§ Aim of the task
Hunt for the word "Guatemala" across the entries below, copying each line that holds it.

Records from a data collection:
- - - - - - -
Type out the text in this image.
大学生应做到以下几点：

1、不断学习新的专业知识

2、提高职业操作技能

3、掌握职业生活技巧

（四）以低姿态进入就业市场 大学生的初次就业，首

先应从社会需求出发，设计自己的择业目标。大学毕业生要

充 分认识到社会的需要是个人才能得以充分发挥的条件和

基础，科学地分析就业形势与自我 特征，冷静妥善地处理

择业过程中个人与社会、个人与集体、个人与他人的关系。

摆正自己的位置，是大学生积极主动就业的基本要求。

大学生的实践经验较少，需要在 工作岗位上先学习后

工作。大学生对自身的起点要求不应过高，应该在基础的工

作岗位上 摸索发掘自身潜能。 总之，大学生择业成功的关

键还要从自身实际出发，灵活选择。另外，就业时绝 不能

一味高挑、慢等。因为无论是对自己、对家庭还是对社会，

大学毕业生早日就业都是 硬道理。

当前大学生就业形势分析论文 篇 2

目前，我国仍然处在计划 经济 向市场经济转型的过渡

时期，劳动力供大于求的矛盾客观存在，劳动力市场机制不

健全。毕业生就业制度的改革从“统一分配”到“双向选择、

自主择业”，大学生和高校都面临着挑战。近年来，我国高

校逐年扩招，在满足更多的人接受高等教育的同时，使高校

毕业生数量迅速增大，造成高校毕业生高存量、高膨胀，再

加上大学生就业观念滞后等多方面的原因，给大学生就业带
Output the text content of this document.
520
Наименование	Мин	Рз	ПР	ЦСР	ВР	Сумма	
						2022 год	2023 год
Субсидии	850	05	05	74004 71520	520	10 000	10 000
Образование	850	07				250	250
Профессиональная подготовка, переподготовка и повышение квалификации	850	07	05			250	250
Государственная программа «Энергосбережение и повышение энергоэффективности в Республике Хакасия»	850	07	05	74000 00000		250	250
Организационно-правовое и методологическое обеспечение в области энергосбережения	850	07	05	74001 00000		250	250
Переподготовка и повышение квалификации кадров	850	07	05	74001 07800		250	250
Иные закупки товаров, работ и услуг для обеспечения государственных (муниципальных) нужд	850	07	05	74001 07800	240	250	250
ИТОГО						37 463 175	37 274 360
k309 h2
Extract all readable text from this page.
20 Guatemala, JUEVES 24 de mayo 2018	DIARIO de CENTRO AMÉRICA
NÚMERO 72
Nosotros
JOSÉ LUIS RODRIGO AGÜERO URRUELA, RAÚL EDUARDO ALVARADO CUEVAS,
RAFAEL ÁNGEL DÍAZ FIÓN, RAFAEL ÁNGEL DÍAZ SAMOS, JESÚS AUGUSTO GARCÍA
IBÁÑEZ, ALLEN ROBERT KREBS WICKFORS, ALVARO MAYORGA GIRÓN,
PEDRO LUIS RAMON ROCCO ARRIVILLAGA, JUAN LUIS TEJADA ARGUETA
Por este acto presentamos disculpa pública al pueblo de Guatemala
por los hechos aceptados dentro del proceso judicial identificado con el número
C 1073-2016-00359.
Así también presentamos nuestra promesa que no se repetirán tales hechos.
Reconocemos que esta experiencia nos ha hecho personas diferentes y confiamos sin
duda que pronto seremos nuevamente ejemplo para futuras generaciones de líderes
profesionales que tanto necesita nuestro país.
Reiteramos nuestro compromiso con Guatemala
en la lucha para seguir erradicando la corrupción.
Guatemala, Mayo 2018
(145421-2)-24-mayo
- - - - - - -
§ Finished task
20 Guatemala, JUEVES 24 de mayo 2018	DIARIO de CENTRO AMÉRICA
Por este acto presentamos disculpa pública al pueblo de Guatemala
Reiteramos nuestro compromiso con Guatemala
Guatemala, Mayo 2018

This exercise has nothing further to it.